### INSTRUCTION 1:
Repeat the part of the BM25 retriever code starting with "# Tokenize all" and going on through "self.tokenized_corpus.append(tokens)".

## Start QUOTED PASSAGE

File size: 6,356 Bytes

from rank_bm25 import BM25Okapi
from typing import List, Dict, Any, Tuple
import pickle
import os
from utils.text_processor import VietnameseTextProcessor
from config import Config
from tqdm.auto import tqdm

class BM25Retriever:
    """BM25 retriever for initial document retrieval"""

    def __init__(self):
        self.text_processor = VietnameseTextProcessor()
        self.bm25 = None
        self.documents = []
        self.tokenized_corpus = []
        self.index_file = "bm25_index.pkl"

    def build_index(self, documents: List[Dict[str, Any]]):
        """Build BM25 index from documents"""
        print("Building BM25 index...")

        self.documents = documents
        self.tokenized_corpus = []

        # Tokenize all documents
        for doc in tqdm(documents):
            content = doc.get("content", "")
            title = doc.get("title", "")

            # Combine title and content for better search
            full_text = f"{title} {content}"

            # Preprocess and tokenize
            processed_text = self.text_processor.preprocess_for_search(full_text)
            tokens = processed_text.split()

            self.tokenized_corpus.append(tokens)

        # Build BM25 index
        self.bm25 = BM25Okapi(self.tokenized_corpus, b=Config.BM25_B, k1=Config.BM25_K1)

        print(f"BM25 index built with {len(self.documents)} documents")

    def save_index(self, filepath: str = None):
        """Save BM25 index to file"""
        if filepath is None:
            filepath = self.index_file

        try:
            index_data = {
                "bm25": self.bm25,
                "documents": self.documents,
                "tokenized_corpus": self.tokenized_corpus,
            }

            with open(filepath, "wb") as f:
                pickle.dump(index_data, f)

            print(f"BM25 index saved to {filepath}")
        except Exception as e:
            print(f"Error saving BM25 index: {e}")

    def load_index(self, filepath: str = None):
        """Load BM25 index from file"""
        if filepath is None:
            filepath = self.index_file

        try:
            if not os.path.exists(filepath):
                print(f"Index file {filepath} not found")
                return False

            with open(filepath, "rb") as f:
                index_data = pickle.load(f)

            self.bm25 = index_data["bm25"]
            self.documents = index_data["documents"]
            self.tokenized_corpus = index_data["tokenized_corpus"]

            print(f"BM25 index loaded from {filepath}")
            return True
        except UnicodeDecodeError as e:
            print(f"Encoding error loading BM25 index: {e}")
            print(f"Removing corrupted index file: {filepath}")
            try:
                os.remove(filepath)
            except:
                pass
            return False
        except (pickle.UnpicklingError, EOFError) as e:
            print(f"Corrupted BM25 index file: {e}")
            print(f"Removing corrupted index file: {filepath}")
            try:
                os.remove(filepath)
            except:
                pass
            return False
        except Exception as e:
            print(f"Error loading BM25 index: {e}")
            return False

    def search(
        self, query: str, top_k: int = None
    ) -> List[Tuple[Dict[str, Any], float]]:
        """Search documents using BM25"""
        if top_k is None:
            top_k = Config.BM25_TOP_K

        if self.bm25 is None:
            print("BM25 index not built. Please build index first.")

## End QUOTED PASSAGE
## Start DATA FOR THIS EXERCISE

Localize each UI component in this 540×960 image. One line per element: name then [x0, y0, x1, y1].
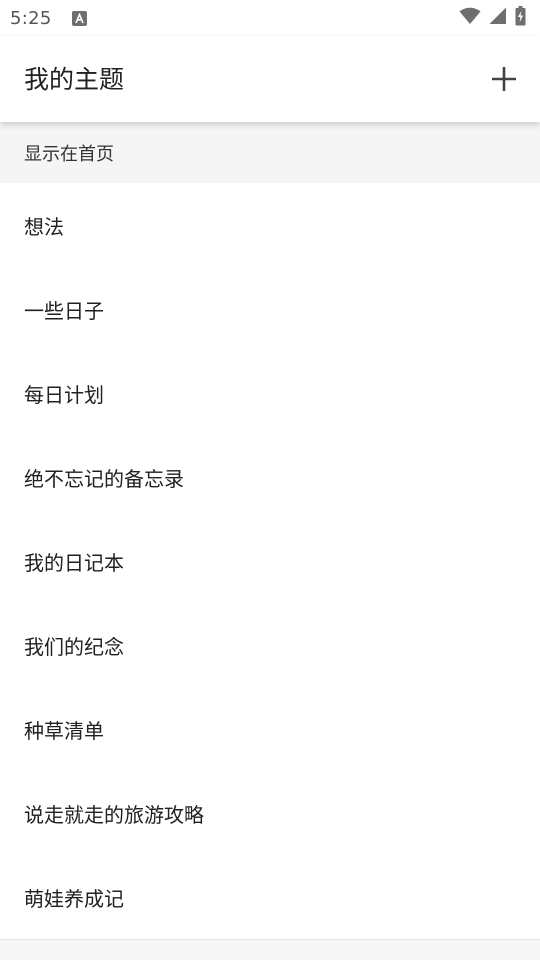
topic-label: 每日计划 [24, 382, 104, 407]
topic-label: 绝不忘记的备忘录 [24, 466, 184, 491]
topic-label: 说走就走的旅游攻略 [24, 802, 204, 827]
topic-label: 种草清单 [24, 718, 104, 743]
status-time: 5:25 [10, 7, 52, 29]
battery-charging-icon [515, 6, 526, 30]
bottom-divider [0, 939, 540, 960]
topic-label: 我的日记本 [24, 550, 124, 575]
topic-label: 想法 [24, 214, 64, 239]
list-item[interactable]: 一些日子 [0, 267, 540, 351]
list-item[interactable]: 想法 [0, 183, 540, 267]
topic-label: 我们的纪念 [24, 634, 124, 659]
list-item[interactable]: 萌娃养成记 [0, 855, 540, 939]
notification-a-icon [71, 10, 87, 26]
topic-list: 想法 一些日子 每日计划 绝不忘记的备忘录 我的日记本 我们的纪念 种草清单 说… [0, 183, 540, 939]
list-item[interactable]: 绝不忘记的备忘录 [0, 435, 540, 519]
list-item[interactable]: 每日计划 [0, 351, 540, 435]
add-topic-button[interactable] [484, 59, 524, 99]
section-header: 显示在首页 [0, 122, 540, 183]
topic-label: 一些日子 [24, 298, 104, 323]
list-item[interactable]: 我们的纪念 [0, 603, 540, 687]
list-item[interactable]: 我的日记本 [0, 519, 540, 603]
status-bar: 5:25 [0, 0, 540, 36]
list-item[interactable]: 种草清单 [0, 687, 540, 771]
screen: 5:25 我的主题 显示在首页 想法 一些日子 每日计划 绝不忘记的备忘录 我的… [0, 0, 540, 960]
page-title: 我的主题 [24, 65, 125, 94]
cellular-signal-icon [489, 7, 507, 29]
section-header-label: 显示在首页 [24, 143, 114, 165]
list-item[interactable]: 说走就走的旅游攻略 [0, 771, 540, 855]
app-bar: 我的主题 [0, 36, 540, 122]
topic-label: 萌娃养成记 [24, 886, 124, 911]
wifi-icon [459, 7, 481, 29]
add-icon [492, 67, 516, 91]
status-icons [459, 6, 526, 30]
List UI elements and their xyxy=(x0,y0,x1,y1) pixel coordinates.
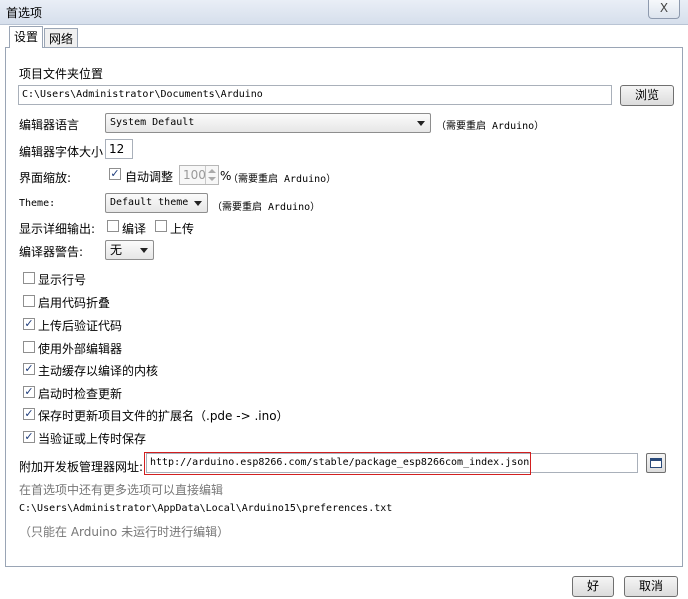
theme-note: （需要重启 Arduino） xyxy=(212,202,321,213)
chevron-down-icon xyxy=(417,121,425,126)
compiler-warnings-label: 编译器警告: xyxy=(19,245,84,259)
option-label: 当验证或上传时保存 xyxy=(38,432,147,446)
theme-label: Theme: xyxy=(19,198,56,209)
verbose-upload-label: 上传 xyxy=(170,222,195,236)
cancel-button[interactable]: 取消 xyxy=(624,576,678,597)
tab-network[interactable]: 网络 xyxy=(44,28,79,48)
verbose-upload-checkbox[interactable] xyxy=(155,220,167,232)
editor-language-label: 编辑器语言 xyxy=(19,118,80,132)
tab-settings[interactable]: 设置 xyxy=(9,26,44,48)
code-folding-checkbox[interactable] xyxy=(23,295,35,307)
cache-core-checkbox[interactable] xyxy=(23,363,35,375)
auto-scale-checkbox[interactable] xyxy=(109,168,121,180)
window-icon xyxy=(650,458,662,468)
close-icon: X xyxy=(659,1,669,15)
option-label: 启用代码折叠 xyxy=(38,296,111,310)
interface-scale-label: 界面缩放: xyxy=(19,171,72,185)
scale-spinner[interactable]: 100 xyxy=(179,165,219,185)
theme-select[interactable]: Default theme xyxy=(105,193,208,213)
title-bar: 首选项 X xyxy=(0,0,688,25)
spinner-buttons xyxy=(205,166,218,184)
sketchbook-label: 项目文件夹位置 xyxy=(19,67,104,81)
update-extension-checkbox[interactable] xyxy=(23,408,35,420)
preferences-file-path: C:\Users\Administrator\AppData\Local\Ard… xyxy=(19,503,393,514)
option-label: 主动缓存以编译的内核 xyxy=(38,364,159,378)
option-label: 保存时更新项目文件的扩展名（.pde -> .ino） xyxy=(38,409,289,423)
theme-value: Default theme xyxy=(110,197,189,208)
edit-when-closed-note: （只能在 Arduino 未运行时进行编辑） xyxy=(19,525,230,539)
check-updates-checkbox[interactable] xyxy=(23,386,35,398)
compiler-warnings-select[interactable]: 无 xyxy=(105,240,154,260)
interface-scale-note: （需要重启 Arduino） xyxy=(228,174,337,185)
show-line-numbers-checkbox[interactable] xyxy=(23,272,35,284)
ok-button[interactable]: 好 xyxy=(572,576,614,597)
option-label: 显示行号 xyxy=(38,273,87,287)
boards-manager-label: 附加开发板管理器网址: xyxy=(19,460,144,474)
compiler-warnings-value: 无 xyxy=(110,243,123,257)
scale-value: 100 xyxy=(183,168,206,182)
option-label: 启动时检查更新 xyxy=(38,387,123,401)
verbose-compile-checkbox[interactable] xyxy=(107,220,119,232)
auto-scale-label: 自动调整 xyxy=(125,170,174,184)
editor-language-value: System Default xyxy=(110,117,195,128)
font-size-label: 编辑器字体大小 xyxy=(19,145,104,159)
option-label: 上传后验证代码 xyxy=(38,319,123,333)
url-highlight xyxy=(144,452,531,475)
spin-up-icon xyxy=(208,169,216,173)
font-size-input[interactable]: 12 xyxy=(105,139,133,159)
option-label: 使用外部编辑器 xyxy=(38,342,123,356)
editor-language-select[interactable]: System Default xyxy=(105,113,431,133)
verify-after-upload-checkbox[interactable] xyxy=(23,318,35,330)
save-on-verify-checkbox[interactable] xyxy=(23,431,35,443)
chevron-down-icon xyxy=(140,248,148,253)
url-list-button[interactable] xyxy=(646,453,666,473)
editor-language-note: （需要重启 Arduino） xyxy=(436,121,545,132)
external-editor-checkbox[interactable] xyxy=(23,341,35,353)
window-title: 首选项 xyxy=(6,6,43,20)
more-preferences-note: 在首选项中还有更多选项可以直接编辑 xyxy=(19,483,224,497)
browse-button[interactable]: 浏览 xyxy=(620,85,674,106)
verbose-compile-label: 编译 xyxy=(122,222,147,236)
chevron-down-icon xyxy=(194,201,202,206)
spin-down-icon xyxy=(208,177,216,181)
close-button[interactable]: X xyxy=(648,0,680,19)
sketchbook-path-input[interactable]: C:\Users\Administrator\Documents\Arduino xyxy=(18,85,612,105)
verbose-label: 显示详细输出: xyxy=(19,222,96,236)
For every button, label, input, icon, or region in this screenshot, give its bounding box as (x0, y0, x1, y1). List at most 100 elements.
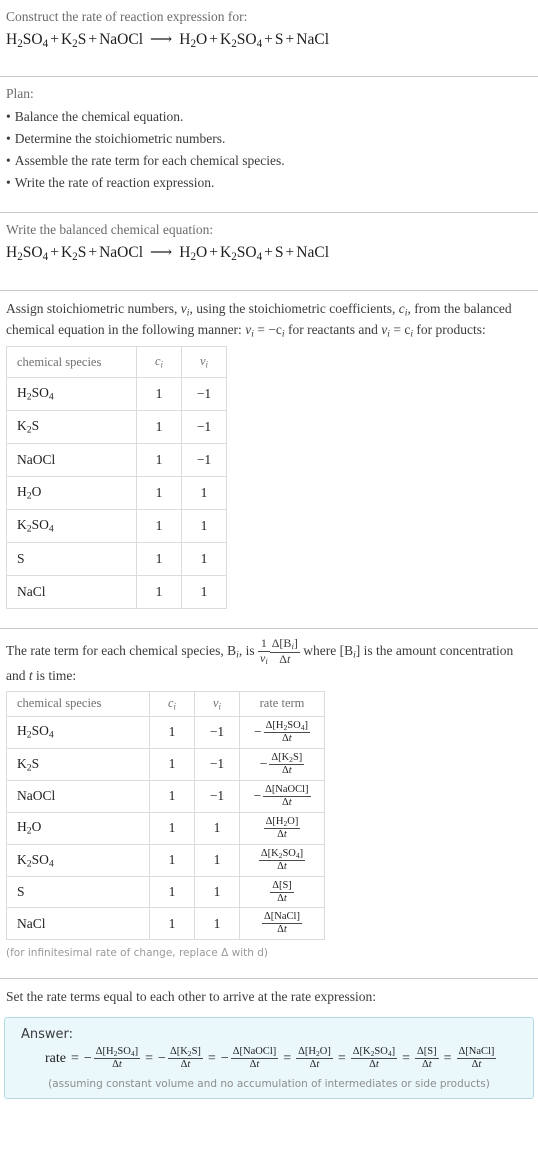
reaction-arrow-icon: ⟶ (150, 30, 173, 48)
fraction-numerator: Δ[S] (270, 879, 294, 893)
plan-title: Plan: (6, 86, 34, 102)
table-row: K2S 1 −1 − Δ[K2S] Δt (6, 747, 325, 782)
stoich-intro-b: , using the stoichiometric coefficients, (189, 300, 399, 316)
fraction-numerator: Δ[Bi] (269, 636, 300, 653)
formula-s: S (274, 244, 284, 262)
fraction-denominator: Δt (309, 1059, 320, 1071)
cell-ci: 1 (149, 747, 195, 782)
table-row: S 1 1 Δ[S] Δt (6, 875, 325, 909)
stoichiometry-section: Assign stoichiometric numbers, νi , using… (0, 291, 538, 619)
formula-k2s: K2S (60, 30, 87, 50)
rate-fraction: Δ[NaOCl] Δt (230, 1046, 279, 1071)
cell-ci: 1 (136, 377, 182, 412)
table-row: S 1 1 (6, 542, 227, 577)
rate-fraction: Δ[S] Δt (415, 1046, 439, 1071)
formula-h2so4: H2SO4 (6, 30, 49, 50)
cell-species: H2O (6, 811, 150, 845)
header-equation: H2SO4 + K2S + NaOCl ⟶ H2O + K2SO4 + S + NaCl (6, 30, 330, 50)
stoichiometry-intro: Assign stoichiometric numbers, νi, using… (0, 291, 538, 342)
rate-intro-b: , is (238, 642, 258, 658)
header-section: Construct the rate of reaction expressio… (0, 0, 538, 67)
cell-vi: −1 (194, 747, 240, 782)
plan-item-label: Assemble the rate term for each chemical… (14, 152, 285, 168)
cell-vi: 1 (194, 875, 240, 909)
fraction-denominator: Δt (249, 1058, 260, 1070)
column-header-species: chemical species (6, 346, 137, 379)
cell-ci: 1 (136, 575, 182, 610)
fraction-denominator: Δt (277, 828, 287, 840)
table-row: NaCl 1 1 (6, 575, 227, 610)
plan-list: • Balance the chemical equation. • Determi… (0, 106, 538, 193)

## End DATA FOR THIS EXERCISE

### INSTRUCTION 2:
Show each line in the records that includes the string "item".

### REPLY 1:
# Tokenize all documents
        for doc in tqdm(documents):
            content = doc.get("content", "")
            title = doc.get("title", "")

            # Combine title and content for better search
            full_text = f"{title} {content}"

            # Preprocess and tokenize
            processed_text = self.text_processor.preprocess_for_search(full_text)
            tokens = processed_text.split()

            self.tokenized_corpus.append(tokens)

### REPLY 2:
list-item[interactable]: 一些日子 [0, 267, 540, 351]
list-item[interactable]: 想法 [0, 183, 540, 267]
list-item[interactable]: 萌娃养成记 [0, 855, 540, 939]
list-item[interactable]: 绝不忘记的备忘录 [0, 435, 540, 519]
list-item[interactable]: 每日计划 [0, 351, 540, 435]
list-item[interactable]: 我们的纪念 [0, 603, 540, 687]
list-item[interactable]: 我的日记本 [0, 519, 540, 603]
list-item[interactable]: 种草清单 [0, 687, 540, 771]
list-item[interactable]: 说走就走的旅游攻略 [0, 771, 540, 855]
plan-item-label: Assemble the rate term for each chemical… (14, 152, 285, 168)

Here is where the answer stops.